Task directions: Keep the wording of each record exactly the same when you repeat it, and leave out pictures.

[START OF Provided entries]

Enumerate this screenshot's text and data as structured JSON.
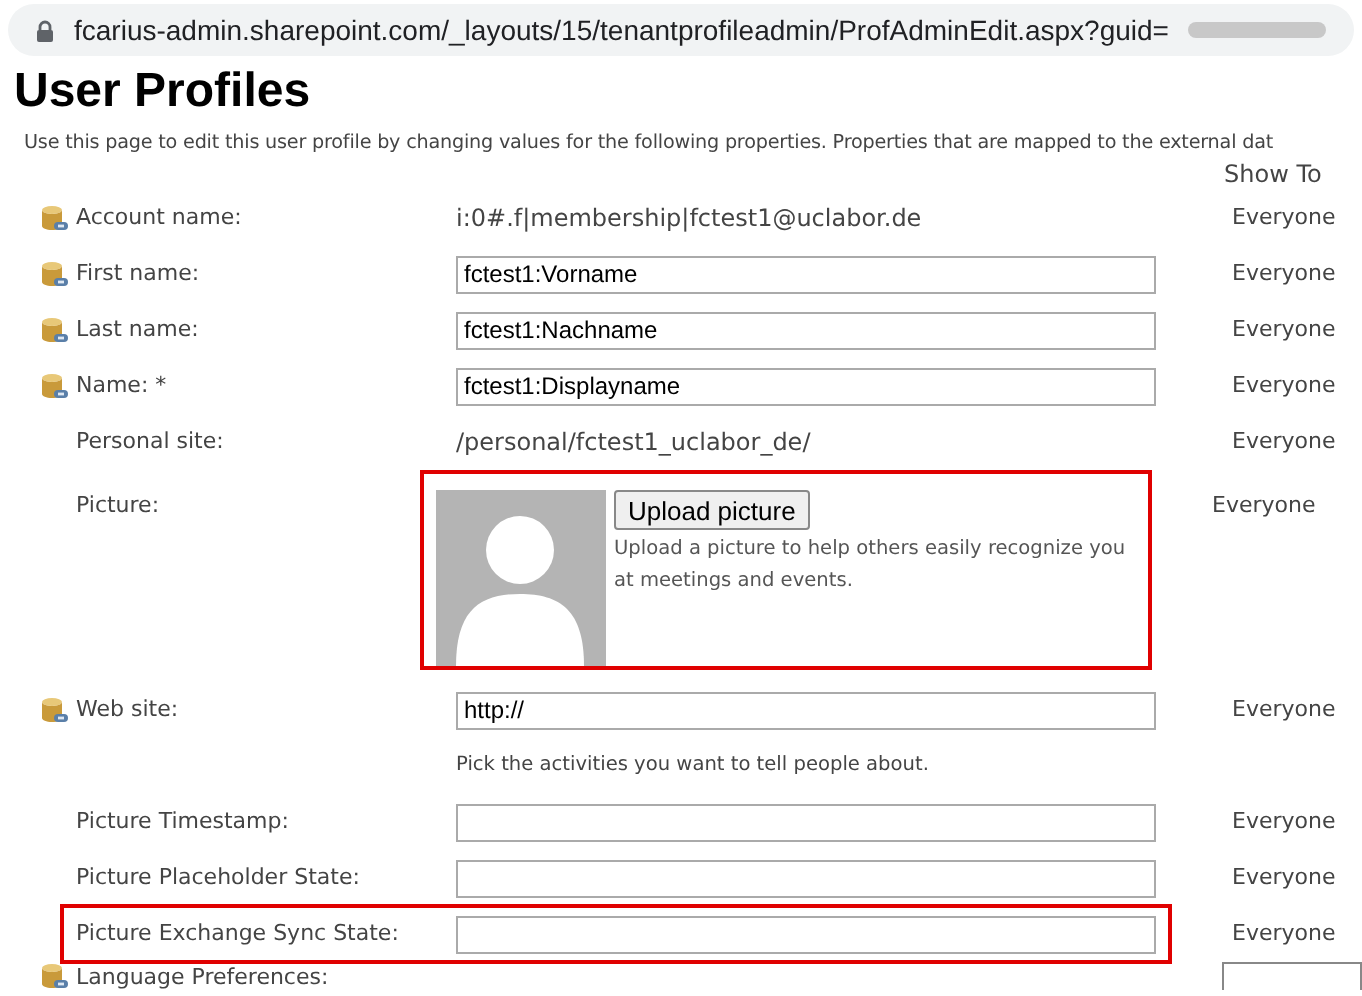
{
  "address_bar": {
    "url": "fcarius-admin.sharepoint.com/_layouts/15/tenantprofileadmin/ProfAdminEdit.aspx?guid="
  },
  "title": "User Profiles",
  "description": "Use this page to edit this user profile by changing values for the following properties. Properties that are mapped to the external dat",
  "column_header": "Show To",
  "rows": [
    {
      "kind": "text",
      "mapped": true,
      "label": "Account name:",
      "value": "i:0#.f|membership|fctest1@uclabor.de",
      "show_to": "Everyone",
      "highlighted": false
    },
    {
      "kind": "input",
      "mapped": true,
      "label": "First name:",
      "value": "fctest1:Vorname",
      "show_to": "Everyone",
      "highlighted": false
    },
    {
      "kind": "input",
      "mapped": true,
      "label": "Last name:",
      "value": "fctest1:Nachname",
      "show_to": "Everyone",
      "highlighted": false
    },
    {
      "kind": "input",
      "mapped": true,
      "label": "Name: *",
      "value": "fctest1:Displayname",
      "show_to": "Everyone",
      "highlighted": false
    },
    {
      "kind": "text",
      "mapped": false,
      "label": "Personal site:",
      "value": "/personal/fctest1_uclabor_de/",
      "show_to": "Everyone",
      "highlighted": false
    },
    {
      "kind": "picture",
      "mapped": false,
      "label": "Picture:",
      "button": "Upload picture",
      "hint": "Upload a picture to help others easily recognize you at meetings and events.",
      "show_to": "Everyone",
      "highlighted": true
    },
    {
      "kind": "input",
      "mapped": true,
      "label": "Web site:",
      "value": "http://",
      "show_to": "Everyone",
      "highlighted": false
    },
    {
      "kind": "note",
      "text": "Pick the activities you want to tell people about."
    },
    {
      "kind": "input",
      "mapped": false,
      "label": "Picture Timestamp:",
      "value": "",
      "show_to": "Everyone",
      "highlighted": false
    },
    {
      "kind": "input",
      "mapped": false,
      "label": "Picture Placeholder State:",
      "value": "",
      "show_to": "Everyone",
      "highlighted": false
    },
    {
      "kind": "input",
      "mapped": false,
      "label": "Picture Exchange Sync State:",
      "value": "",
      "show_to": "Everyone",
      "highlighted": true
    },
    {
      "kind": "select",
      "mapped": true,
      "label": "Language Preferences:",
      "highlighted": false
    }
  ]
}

[END OF Provided entries]

Output below:
Enumerate this screenshot's text and data as structured JSON.
{
  "address_bar": {
    "url": "fcarius-admin.sharepoint.com/_layouts/15/tenantprofileadmin/ProfAdminEdit.aspx?guid="
  },
  "title": "User Profiles",
  "description": "Use this page to edit this user profile by changing values for the following properties. Properties that are mapped to the external dat",
  "column_header": "Show To",
  "rows": [
    {
      "kind": "text",
      "mapped": true,
      "label": "Account name:",
      "value": "i:0#.f|membership|fctest1@uclabor.de",
      "show_to": "Everyone",
      "highlighted": false
    },
    {
      "kind": "input",
      "mapped": true,
      "label": "First name:",
      "value": "fctest1:Vorname",
      "show_to": "Everyone",
      "highlighted": false
    },
    {
      "kind": "input",
      "mapped": true,
      "label": "Last name:",
      "value": "fctest1:Nachname",
      "show_to": "Everyone",
      "highlighted": false
    },
    {
      "kind": "input",
      "mapped": true,
      "label": "Name: *",
      "value": "fctest1:Displayname",
      "show_to": "Everyone",
      "highlighted": false
    },
    {
      "kind": "text",
      "mapped": false,
      "label": "Personal site:",
      "value": "/personal/fctest1_uclabor_de/",
      "show_to": "Everyone",
      "highlighted": false
    },
    {
      "kind": "picture",
      "mapped": false,
      "label": "Picture:",
      "button": "Upload picture",
      "hint": "Upload a picture to help others easily recognize you at meetings and events.",
      "show_to": "Everyone",
      "highlighted": true
    },
    {
      "kind": "input",
      "mapped": true,
      "label": "Web site:",
      "value": "http://",
      "show_to": "Everyone",
      "highlighted": false
    },
    {
      "kind": "note",
      "text": "Pick the activities you want to tell people about."
    },
    {
      "kind": "input",
      "mapped": false,
      "label": "Picture Timestamp:",
      "value": "",
      "show_to": "Everyone",
      "highlighted": false
    },
    {
      "kind": "input",
      "mapped": false,
      "label": "Picture Placeholder State:",
      "value": "",
      "show_to": "Everyone",
      "highlighted": false
    },
    {
      "kind": "input",
      "mapped": false,
      "label": "Picture Exchange Sync State:",
      "value": "",
      "show_to": "Everyone",
      "highlighted": true
    },
    {
      "kind": "select",
      "mapped": true,
      "label": "Language Preferences:",
      "highlighted": false
    }
  ]
}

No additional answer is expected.